# Brief
Below are some records; work out how many of their lines contain "Sleep" and give the number only.

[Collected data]
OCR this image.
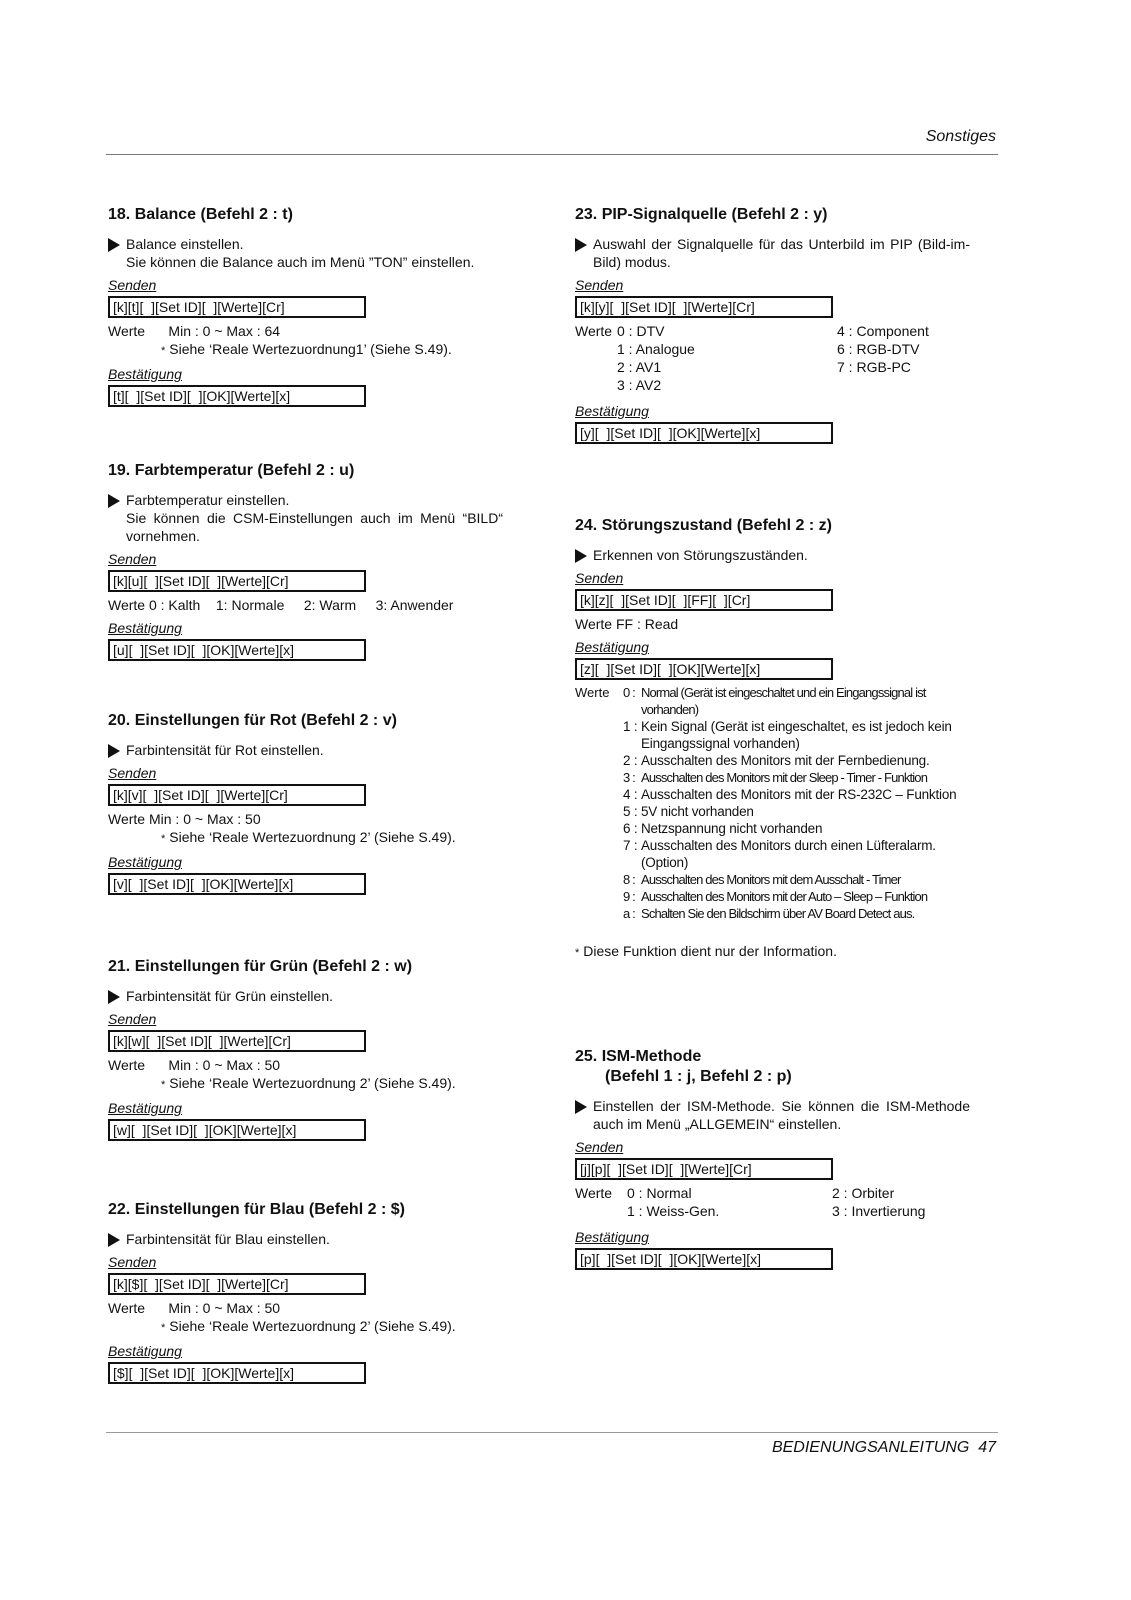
Sonstiges
18. Balance (Befehl 2 : t)
Balance einstellen.
Sie können die Balance auch im Menü ”TON” einstellen.
Senden
[k][t][  ][Set ID][  ][Werte][Cr]
Werte      Min : 0 ~ Max : 64
* Siehe ‘Reale Wertezuordnung1’ (Siehe S.49).
Bestätigung
[t][  ][Set ID][  ][OK][Werte][x]
19. Farbtemperatur (Befehl 2 : u)
Farbtemperatur einstellen.
Sie können die CSM-Einstellungen auch im Menü “BILD“ vornehmen.
Senden
[k][u][  ][Set ID][  ][Werte][Cr]
Werte 0 : Kalth    1: Normale     2: Warm     3: Anwender
Bestätigung
[u][  ][Set ID][  ][OK][Werte][x]
20. Einstellungen für Rot (Befehl 2 : v)
Farbintensität für Rot einstellen.
Senden
[k][v][  ][Set ID][  ][Werte][Cr]
Werte Min : 0 ~ Max : 50
* Siehe ‘Reale Wertezuordnung 2’ (Siehe S.49).
Bestätigung
[v][  ][Set ID][  ][OK][Werte][x]
21. Einstellungen für Grün (Befehl 2 : w)
Farbintensität für Grün einstellen.
Senden
[k][w][  ][Set ID][  ][Werte][Cr]
Werte      Min : 0 ~ Max : 50
* Siehe ‘Reale Wertezuordnung 2’ (Siehe S.49).
Bestätigung
[w][  ][Set ID][  ][OK][Werte][x]
22. Einstellungen für Blau (Befehl 2 : $)
Farbintensität für Blau einstellen.
Senden
[k][$][  ][Set ID][  ][Werte][Cr]
Werte      Min : 0 ~ Max : 50
* Siehe ‘Reale Wertezuordnung 2’ (Siehe S.49).
Bestätigung
[$][  ][Set ID][  ][OK][Werte][x]
23. PIP-Signalquelle (Befehl 2 : y)
Auswahl der Signalquelle für das Unterbild im PIP (Bild-im-Bild) modus.
Senden
[k][y][  ][Set ID][  ][Werte][Cr]
Werte 0 : DTV
1 : Analogue
2 : AV1
3 : AV2
4 : Component
6 : RGB-DTV
7 : RGB-PC
Bestätigung
[y][  ][Set ID][  ][OK][Werte][x]
24. Störungszustand (Befehl 2 : z)
Erkennen von Störungszuständen.
Senden
[k][z][  ][Set ID][  ][FF][  ][Cr]
Werte FF : Read
Bestätigung
[z][  ][Set ID][  ][OK][Werte][x]
Werte 0 : Normal (Gerät ist eingeschaltet und ein Eingangssignal ist vorhanden)
1 : Kein Signal (Gerät ist eingeschaltet, es ist jedoch kein Eingangssignal vorhanden)
2 : Ausschalten des Monitors mit der Fernbedienung.
3 : Ausschalten des Monitors mit der Sleep - Timer - Funktion
4 : Ausschalten des Monitors mit der RS-232C – Funktion
5 : 5V nicht vorhanden
6 : Netzspannung nicht vorhanden
7 : Ausschalten des Monitors durch einen Lüfteralarm. (Option)
8 : Ausschalten des Monitors mit dem Ausschalt - Timer
9 : Ausschalten des Monitors mit der Auto – Sleep – Funktion
a : Schalten Sie den Bildschirm über AV Board Detect aus.
* Diese Funktion dient nur der Information.
25. ISM-Methode
(Befehl 1 : j, Befehl 2 : p)
Einstellen der ISM-Methode. Sie können die ISM-Methode auch im Menü „ALLGEMEIN“ einstellen.
Senden
[j][p][  ][Set ID][  ][Werte][Cr]
Werte 0 : Normal
1 : Weiss-Gen.
2 : Orbiter
3 : Invertierung
Bestätigung
[p][  ][Set ID][  ][OK][Werte][x]
BEDIENUNGSANLEITUNG 47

# Output of the task
2